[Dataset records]
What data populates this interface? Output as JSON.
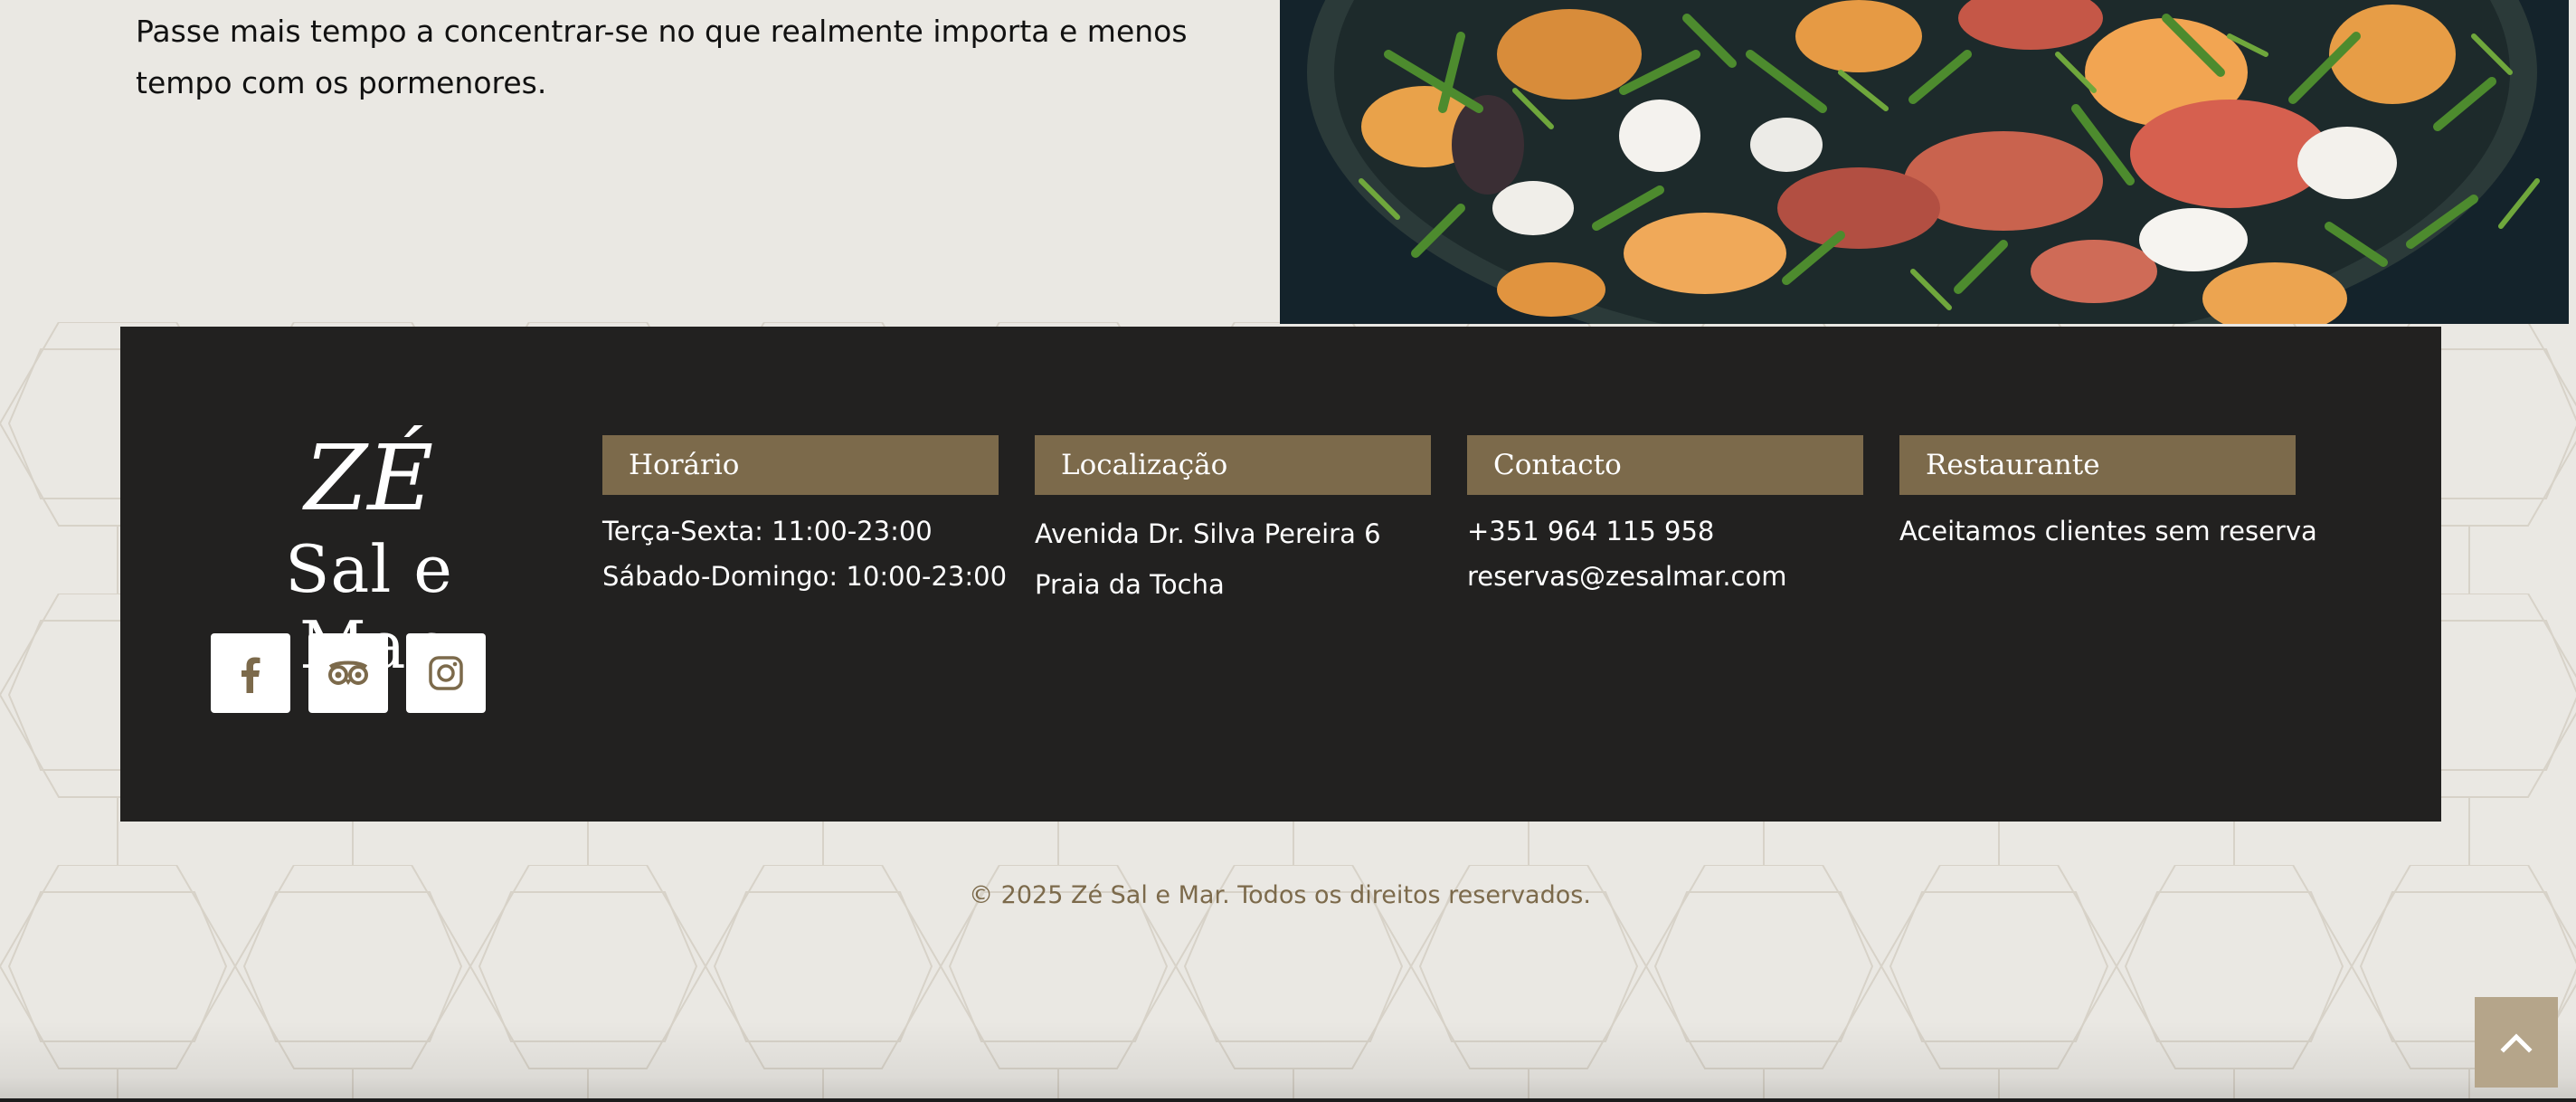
{
  "intro": {
    "line1": "Passe mais tempo a concentrar-se no que realmente importa e menos",
    "line2": "tempo com os pormenores."
  },
  "brand": {
    "mark": "ZÉ",
    "name": "Sal e Mar"
  },
  "socials": [
    {
      "icon": "facebook-icon"
    },
    {
      "icon": "tripadvisor-icon"
    },
    {
      "icon": "instagram-icon"
    }
  ],
  "columns": {
    "horario": {
      "title": "Horário",
      "lines": [
        "Terça-Sexta: 11:00-23:00",
        "Sábado-Domingo: 10:00-23:00"
      ]
    },
    "localizacao": {
      "title": "Localização",
      "lines": [
        "Avenida Dr. Silva Pereira 6",
        "Praia da Tocha"
      ]
    },
    "contacto": {
      "title": "Contacto",
      "lines": [
        "+351 964 115 958",
        "reservas@zesalmar.com"
      ]
    },
    "restaurante": {
      "title": "Restaurante",
      "lines": [
        "Aceitamos clientes sem reserva"
      ]
    }
  },
  "copyright": "© 2025 Zé Sal e Mar. Todos os direitos reservados.",
  "colors": {
    "background": "#eae8e3",
    "footer": "#222120",
    "accent": "#7c6a4b",
    "scroll_top": "#b5a58a"
  },
  "icons": {
    "scroll_top": "chevron-up-icon"
  }
}
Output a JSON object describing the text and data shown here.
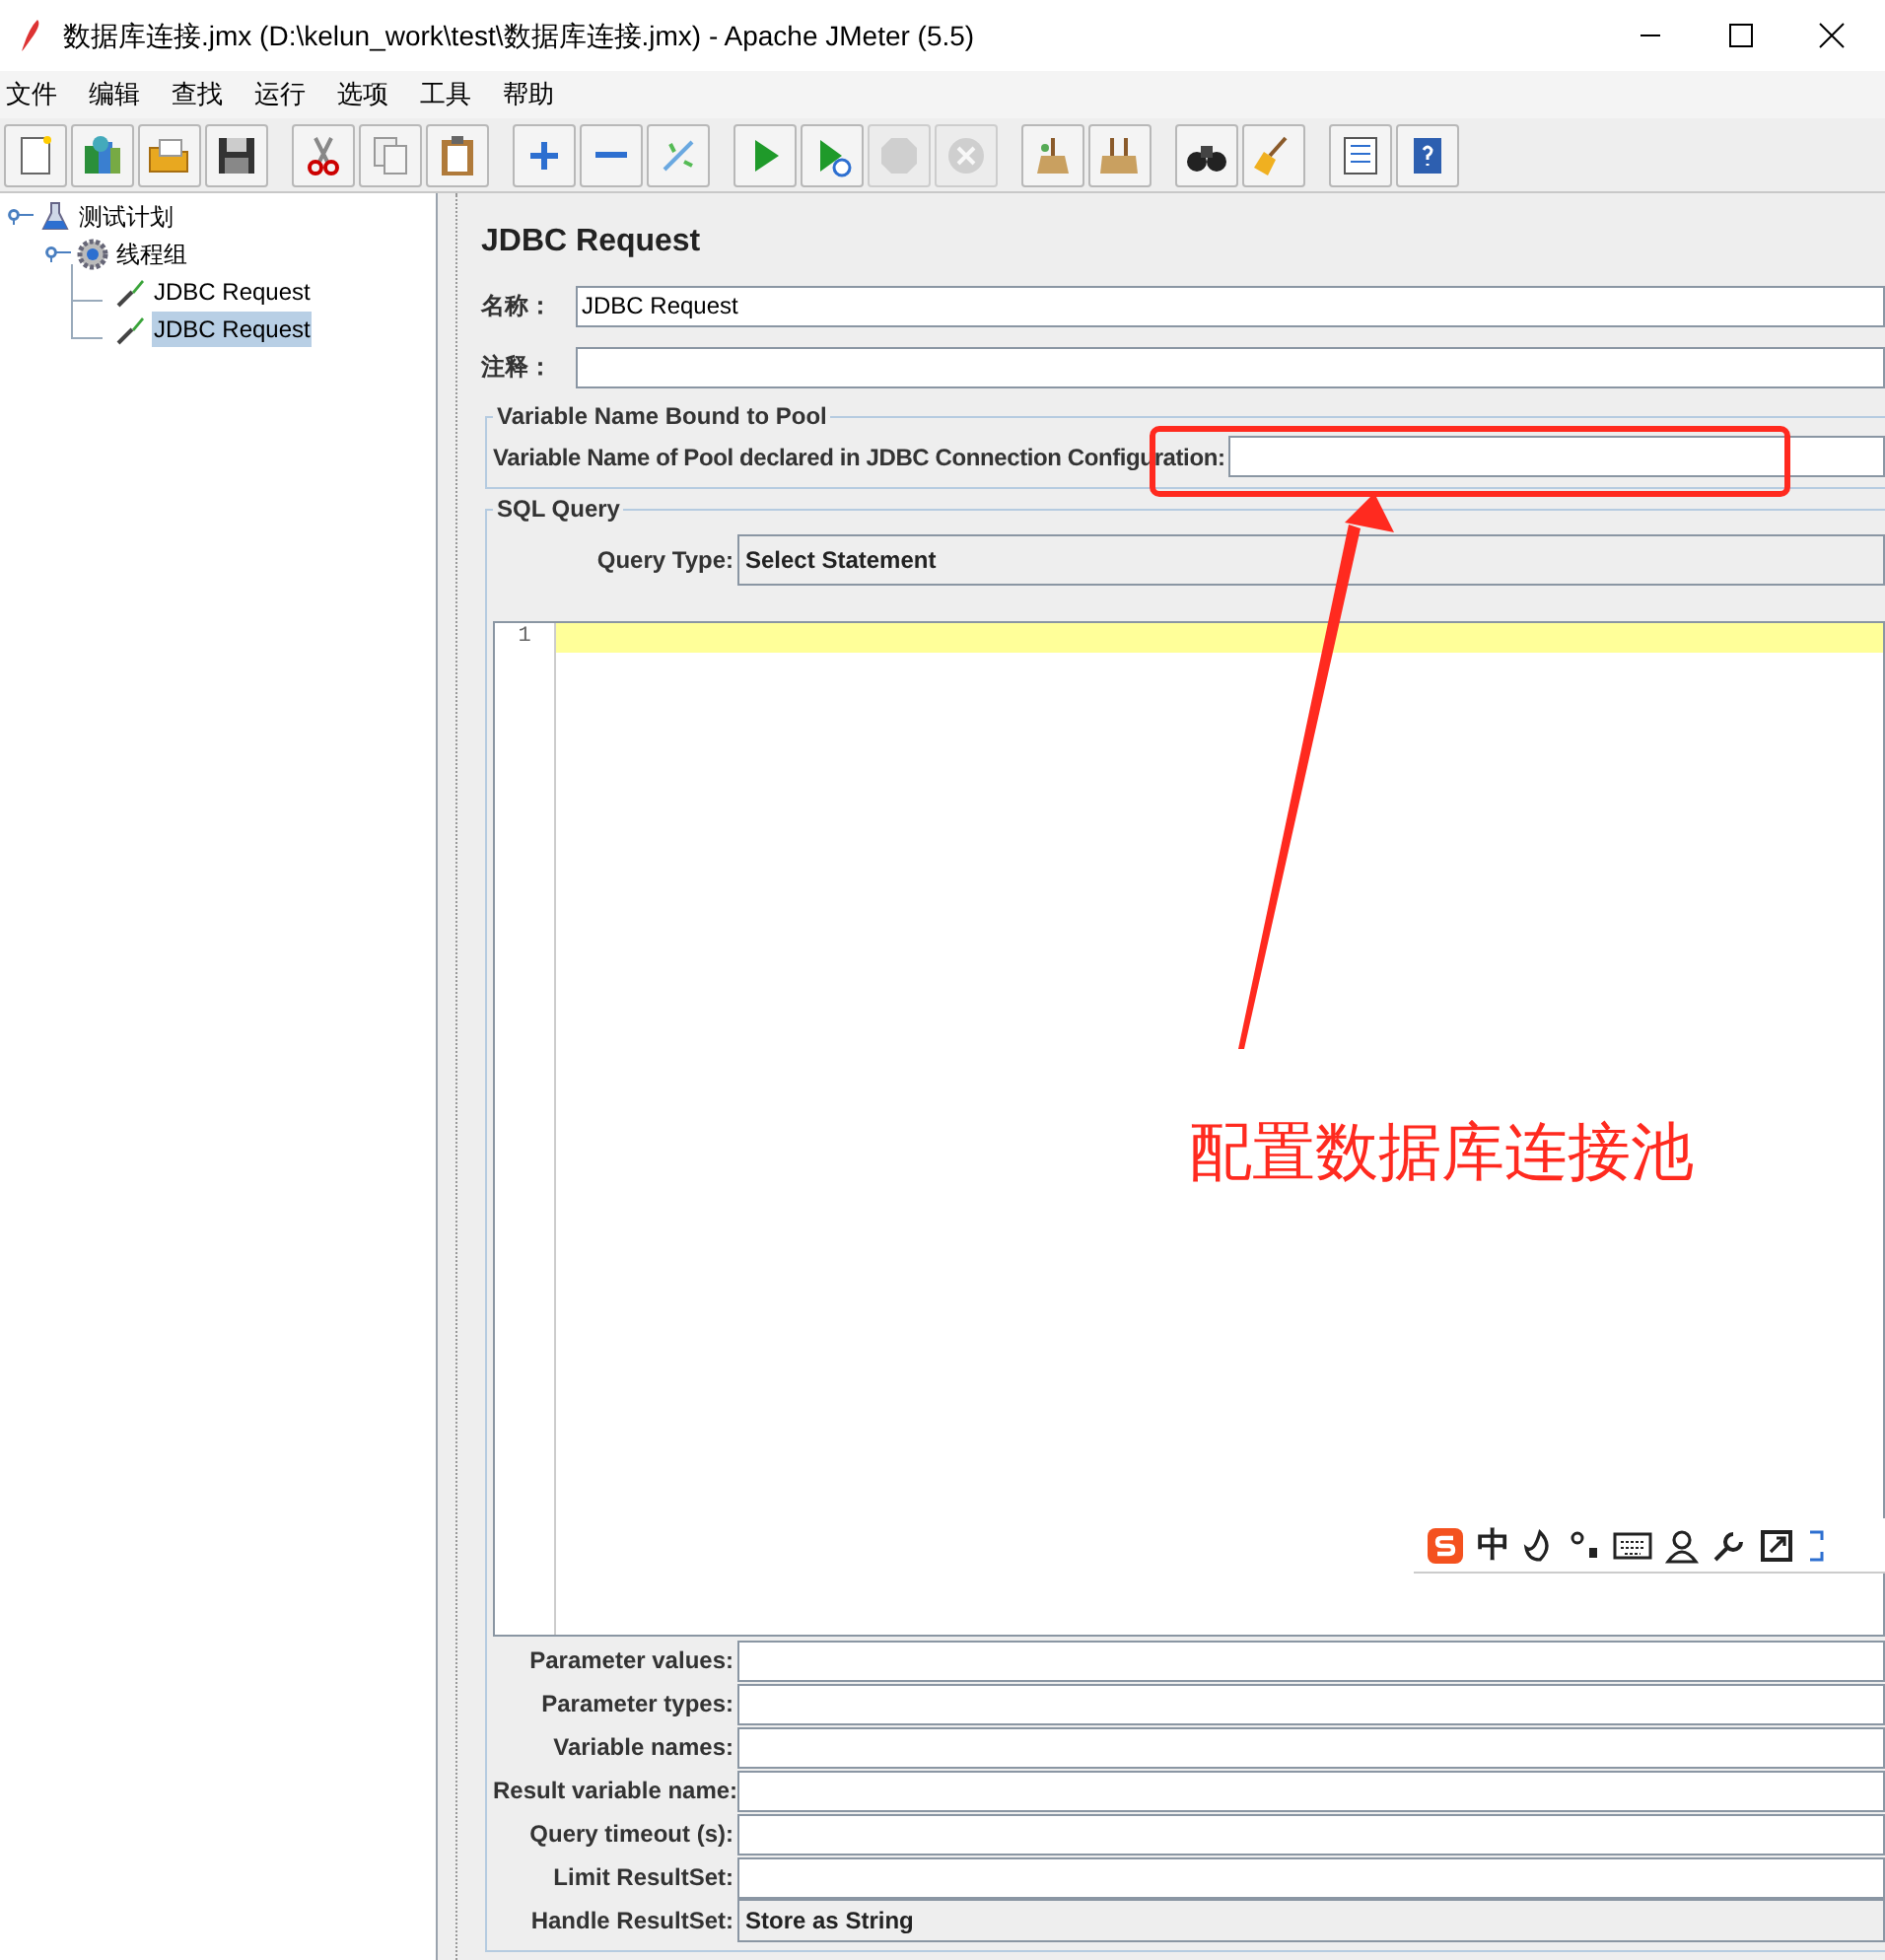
{
  "window": {
    "title": "数据库连接.jmx (D:\\kelun_work\\test\\数据库连接.jmx) - Apache JMeter (5.5)"
  },
  "menu": [
    "文件",
    "编辑",
    "查找",
    "运行",
    "选项",
    "工具",
    "帮助"
  ],
  "toolbar": [
    {
      "kind": "new",
      "disabled": false
    },
    {
      "kind": "templates",
      "disabled": false
    },
    {
      "kind": "open",
      "disabled": false
    },
    {
      "kind": "save",
      "disabled": false
    },
    {
      "kind": "sep"
    },
    {
      "kind": "cut",
      "disabled": false
    },
    {
      "kind": "copy",
      "disabled": false
    },
    {
      "kind": "paste",
      "disabled": false
    },
    {
      "kind": "sep"
    },
    {
      "kind": "add",
      "disabled": false
    },
    {
      "kind": "remove",
      "disabled": false
    },
    {
      "kind": "toggle",
      "disabled": false
    },
    {
      "kind": "sep"
    },
    {
      "kind": "start",
      "disabled": false
    },
    {
      "kind": "start_no_timers",
      "disabled": false
    },
    {
      "kind": "stop",
      "disabled": true
    },
    {
      "kind": "shutdown",
      "disabled": true
    },
    {
      "kind": "sep"
    },
    {
      "kind": "clear",
      "disabled": false
    },
    {
      "kind": "clear_all",
      "disabled": false
    },
    {
      "kind": "sep"
    },
    {
      "kind": "search",
      "disabled": false
    },
    {
      "kind": "reset_search",
      "disabled": false
    },
    {
      "kind": "sep"
    },
    {
      "kind": "functions",
      "disabled": false
    },
    {
      "kind": "help",
      "disabled": false
    }
  ],
  "tree": [
    {
      "label": "测试计划",
      "kind": "plan",
      "selected": false,
      "expanded": true,
      "children": [
        {
          "label": "线程组",
          "kind": "group",
          "selected": false,
          "expanded": true,
          "children": [
            {
              "label": "JDBC Request",
              "kind": "sampler",
              "selected": false
            },
            {
              "label": "JDBC Request",
              "kind": "sampler",
              "selected": true
            }
          ]
        }
      ]
    }
  ],
  "form": {
    "title": "JDBC Request",
    "fields": [
      {
        "label": "名称：",
        "value": "JDBC Request"
      },
      {
        "label": "注释："
      }
    ]
  },
  "pool_section": {
    "legend": "Variable Name Bound to Pool",
    "label": "Variable Name of Pool declared in JDBC Connection Configuration:"
  },
  "sql_section": {
    "legend": "SQL Query",
    "query_type": {
      "label": "Query Type:",
      "value": "Select Statement"
    },
    "editor": {
      "line_numbers": [
        "1"
      ]
    },
    "params": [
      {
        "label": "Parameter values:",
        "kind": "text"
      },
      {
        "label": "Parameter types:",
        "kind": "text"
      },
      {
        "label": "Variable names:",
        "kind": "text"
      },
      {
        "label": "Result variable name:",
        "kind": "text"
      },
      {
        "label": "Query timeout (s):",
        "kind": "text"
      },
      {
        "label": "Limit ResultSet:",
        "kind": "text"
      },
      {
        "label": "Handle ResultSet:",
        "kind": "combo",
        "value": "Store as String"
      }
    ]
  },
  "annotation": {
    "text": "配置数据库连接池"
  },
  "ime_toolbar": {
    "mode": "中"
  }
}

— Problem to solve —
Quote every record above exactly, leaving out any pictures.

— Output for this task —
What data populates this interface? Output as JSON.
{
  "intro": {
    "line1": "Passe mais tempo a concentrar-se no que realmente importa e menos",
    "line2": "tempo com os pormenores."
  },
  "brand": {
    "mark": "ZÉ",
    "name": "Sal e Mar"
  },
  "socials": [
    {
      "icon": "facebook-icon"
    },
    {
      "icon": "tripadvisor-icon"
    },
    {
      "icon": "instagram-icon"
    }
  ],
  "columns": {
    "horario": {
      "title": "Horário",
      "lines": [
        "Terça-Sexta: 11:00-23:00",
        "Sábado-Domingo: 10:00-23:00"
      ]
    },
    "localizacao": {
      "title": "Localização",
      "lines": [
        "Avenida Dr. Silva Pereira 6",
        "Praia da Tocha"
      ]
    },
    "contacto": {
      "title": "Contacto",
      "lines": [
        "+351 964 115 958",
        "reservas@zesalmar.com"
      ]
    },
    "restaurante": {
      "title": "Restaurante",
      "lines": [
        "Aceitamos clientes sem reserva"
      ]
    }
  },
  "copyright": "© 2025 Zé Sal e Mar. Todos os direitos reservados.",
  "colors": {
    "background": "#eae8e3",
    "footer": "#222120",
    "accent": "#7c6a4b",
    "scroll_top": "#b5a58a"
  },
  "icons": {
    "scroll_top": "chevron-up-icon"
  }
}
Output a JSON object describing the text and data shown here.
{
  "window": {
    "title": "数据库连接.jmx (D:\\kelun_work\\test\\数据库连接.jmx) - Apache JMeter (5.5)"
  },
  "menu": [
    "文件",
    "编辑",
    "查找",
    "运行",
    "选项",
    "工具",
    "帮助"
  ],
  "toolbar": [
    {
      "kind": "new",
      "disabled": false
    },
    {
      "kind": "templates",
      "disabled": false
    },
    {
      "kind": "open",
      "disabled": false
    },
    {
      "kind": "save",
      "disabled": false
    },
    {
      "kind": "sep"
    },
    {
      "kind": "cut",
      "disabled": false
    },
    {
      "kind": "copy",
      "disabled": false
    },
    {
      "kind": "paste",
      "disabled": false
    },
    {
      "kind": "sep"
    },
    {
      "kind": "add",
      "disabled": false
    },
    {
      "kind": "remove",
      "disabled": false
    },
    {
      "kind": "toggle",
      "disabled": false
    },
    {
      "kind": "sep"
    },
    {
      "kind": "start",
      "disabled": false
    },
    {
      "kind": "start_no_timers",
      "disabled": false
    },
    {
      "kind": "stop",
      "disabled": true
    },
    {
      "kind": "shutdown",
      "disabled": true
    },
    {
      "kind": "sep"
    },
    {
      "kind": "clear",
      "disabled": false
    },
    {
      "kind": "clear_all",
      "disabled": false
    },
    {
      "kind": "sep"
    },
    {
      "kind": "search",
      "disabled": false
    },
    {
      "kind": "reset_search",
      "disabled": false
    },
    {
      "kind": "sep"
    },
    {
      "kind": "functions",
      "disabled": false
    },
    {
      "kind": "help",
      "disabled": false
    }
  ],
  "tree": [
    {
      "label": "测试计划",
      "kind": "plan",
      "selected": false,
      "expanded": true,
      "children": [
        {
          "label": "线程组",
          "kind": "group",
          "selected": false,
          "expanded": true,
          "children": [
            {
              "label": "JDBC Request",
              "kind": "sampler",
              "selected": false
            },
            {
              "label": "JDBC Request",
              "kind": "sampler",
              "selected": true
            }
          ]
        }
      ]
    }
  ],
  "form": {
    "title": "JDBC Request",
    "fields": [
      {
        "label": "名称：",
        "value": "JDBC Request"
      },
      {
        "label": "注释："
      }
    ]
  },
  "pool_section": {
    "legend": "Variable Name Bound to Pool",
    "label": "Variable Name of Pool declared in JDBC Connection Configuration:"
  },
  "sql_section": {
    "legend": "SQL Query",
    "query_type": {
      "label": "Query Type:",
      "value": "Select Statement"
    },
    "editor": {
      "line_numbers": [
        "1"
      ]
    },
    "params": [
      {
        "label": "Parameter values:",
        "kind": "text"
      },
      {
        "label": "Parameter types:",
        "kind": "text"
      },
      {
        "label": "Variable names:",
        "kind": "text"
      },
      {
        "label": "Result variable name:",
        "kind": "text"
      },
      {
        "label": "Query timeout (s):",
        "kind": "text"
      },
      {
        "label": "Limit ResultSet:",
        "kind": "text"
      },
      {
        "label": "Handle ResultSet:",
        "kind": "combo",
        "value": "Store as String"
      }
    ]
  },
  "annotation": {
    "text": "配置数据库连接池"
  },
  "ime_toolbar": {
    "mode": "中"
  }
}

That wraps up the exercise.